» **Your task**
Sort through the data and copy the lines holding the word "Generation".

-- Start of Given records --

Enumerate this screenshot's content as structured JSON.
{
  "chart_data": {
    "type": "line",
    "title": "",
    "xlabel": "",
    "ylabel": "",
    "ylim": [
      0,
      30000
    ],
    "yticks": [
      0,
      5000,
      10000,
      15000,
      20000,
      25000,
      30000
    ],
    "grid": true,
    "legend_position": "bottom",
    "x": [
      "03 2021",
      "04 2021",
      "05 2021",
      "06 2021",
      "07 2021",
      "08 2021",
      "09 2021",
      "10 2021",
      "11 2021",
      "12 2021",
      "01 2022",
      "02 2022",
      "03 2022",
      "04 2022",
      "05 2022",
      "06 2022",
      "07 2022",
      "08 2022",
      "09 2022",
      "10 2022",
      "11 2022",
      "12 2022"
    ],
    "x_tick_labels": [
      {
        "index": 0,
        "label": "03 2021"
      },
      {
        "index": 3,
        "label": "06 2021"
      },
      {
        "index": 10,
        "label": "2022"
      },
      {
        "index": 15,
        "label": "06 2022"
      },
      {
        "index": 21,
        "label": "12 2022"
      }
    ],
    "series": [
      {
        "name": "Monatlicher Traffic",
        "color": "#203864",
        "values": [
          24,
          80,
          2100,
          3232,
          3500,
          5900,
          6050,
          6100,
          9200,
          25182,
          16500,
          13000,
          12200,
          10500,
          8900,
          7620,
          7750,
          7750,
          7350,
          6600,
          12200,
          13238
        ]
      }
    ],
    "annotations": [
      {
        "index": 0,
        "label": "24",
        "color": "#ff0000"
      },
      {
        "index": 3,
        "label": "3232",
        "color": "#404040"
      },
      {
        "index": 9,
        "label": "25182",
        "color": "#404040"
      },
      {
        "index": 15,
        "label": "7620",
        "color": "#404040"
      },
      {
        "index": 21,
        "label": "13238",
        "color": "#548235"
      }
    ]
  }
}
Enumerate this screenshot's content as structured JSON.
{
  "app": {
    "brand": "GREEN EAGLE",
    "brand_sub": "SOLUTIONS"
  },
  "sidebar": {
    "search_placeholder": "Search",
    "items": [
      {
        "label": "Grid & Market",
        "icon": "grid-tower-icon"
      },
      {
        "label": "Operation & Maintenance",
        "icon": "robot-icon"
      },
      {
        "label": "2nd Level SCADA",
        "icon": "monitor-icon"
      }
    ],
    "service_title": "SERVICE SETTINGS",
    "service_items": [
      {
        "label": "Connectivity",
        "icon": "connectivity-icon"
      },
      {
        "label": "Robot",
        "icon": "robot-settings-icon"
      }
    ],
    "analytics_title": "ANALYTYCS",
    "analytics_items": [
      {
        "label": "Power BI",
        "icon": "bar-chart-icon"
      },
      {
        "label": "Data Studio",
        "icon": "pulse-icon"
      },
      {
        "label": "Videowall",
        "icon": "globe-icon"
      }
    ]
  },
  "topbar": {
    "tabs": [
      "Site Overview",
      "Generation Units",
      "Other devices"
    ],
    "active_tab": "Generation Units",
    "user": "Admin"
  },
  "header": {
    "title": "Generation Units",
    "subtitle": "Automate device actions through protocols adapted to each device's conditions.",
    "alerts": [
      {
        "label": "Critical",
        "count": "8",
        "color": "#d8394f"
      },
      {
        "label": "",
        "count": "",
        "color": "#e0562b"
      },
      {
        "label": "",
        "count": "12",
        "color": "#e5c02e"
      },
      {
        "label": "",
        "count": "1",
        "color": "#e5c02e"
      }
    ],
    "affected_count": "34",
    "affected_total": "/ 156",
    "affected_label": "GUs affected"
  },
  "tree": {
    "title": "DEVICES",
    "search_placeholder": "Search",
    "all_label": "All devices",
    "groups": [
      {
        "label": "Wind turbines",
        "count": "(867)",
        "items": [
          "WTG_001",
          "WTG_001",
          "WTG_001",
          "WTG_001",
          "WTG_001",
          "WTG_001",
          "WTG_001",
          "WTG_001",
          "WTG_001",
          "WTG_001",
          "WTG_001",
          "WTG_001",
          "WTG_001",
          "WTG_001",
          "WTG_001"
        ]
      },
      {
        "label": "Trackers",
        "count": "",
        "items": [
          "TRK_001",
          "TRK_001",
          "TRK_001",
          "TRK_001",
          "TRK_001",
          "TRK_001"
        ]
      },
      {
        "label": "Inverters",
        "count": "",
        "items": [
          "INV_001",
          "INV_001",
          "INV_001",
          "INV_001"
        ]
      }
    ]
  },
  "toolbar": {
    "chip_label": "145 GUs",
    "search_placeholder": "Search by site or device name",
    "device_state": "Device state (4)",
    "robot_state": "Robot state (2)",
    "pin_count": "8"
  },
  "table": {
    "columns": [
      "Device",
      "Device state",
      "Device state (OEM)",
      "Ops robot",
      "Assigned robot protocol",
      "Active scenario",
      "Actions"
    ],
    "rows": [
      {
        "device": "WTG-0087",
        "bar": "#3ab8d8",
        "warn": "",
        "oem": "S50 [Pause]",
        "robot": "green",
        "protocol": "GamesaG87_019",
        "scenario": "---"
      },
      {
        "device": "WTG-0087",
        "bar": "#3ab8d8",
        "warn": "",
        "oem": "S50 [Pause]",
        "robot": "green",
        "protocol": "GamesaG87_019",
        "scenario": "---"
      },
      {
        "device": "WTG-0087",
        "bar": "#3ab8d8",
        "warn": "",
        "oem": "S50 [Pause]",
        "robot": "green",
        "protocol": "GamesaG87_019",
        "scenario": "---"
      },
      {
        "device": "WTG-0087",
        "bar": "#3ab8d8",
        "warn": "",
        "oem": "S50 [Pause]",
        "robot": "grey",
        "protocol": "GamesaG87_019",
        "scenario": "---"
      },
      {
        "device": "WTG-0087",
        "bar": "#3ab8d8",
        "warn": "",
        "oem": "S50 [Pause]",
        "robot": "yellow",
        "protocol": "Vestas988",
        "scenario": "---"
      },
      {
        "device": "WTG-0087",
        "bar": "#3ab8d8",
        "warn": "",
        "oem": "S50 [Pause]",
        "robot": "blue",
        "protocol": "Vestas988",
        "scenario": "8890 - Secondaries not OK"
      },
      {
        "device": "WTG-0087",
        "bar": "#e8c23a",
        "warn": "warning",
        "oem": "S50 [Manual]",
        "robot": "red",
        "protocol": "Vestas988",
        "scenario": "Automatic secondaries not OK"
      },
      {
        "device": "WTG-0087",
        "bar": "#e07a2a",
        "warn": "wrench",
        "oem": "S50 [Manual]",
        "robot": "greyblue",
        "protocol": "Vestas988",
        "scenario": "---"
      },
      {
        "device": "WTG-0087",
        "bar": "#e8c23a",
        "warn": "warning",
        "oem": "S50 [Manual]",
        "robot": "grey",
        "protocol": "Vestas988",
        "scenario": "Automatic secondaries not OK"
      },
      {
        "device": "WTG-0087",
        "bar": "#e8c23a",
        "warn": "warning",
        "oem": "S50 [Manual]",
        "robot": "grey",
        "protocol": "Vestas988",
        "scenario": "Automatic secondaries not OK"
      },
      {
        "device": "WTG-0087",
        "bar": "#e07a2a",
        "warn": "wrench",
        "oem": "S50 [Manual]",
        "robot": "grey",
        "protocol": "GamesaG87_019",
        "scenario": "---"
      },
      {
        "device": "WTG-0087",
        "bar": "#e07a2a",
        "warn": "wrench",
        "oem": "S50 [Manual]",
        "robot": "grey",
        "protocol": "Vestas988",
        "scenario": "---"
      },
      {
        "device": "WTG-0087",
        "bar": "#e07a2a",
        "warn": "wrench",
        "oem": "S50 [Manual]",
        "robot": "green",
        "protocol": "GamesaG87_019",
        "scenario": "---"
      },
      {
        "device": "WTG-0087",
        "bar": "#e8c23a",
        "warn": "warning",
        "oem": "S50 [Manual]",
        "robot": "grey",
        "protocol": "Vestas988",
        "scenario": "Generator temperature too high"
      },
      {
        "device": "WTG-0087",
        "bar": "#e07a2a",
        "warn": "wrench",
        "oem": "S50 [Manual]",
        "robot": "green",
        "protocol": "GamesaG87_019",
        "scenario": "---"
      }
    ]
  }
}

-- End of Given records --

» **Task answer**
      "Generation Units",
    "active_tab": "Generation Units",
    "title": "Generation Units",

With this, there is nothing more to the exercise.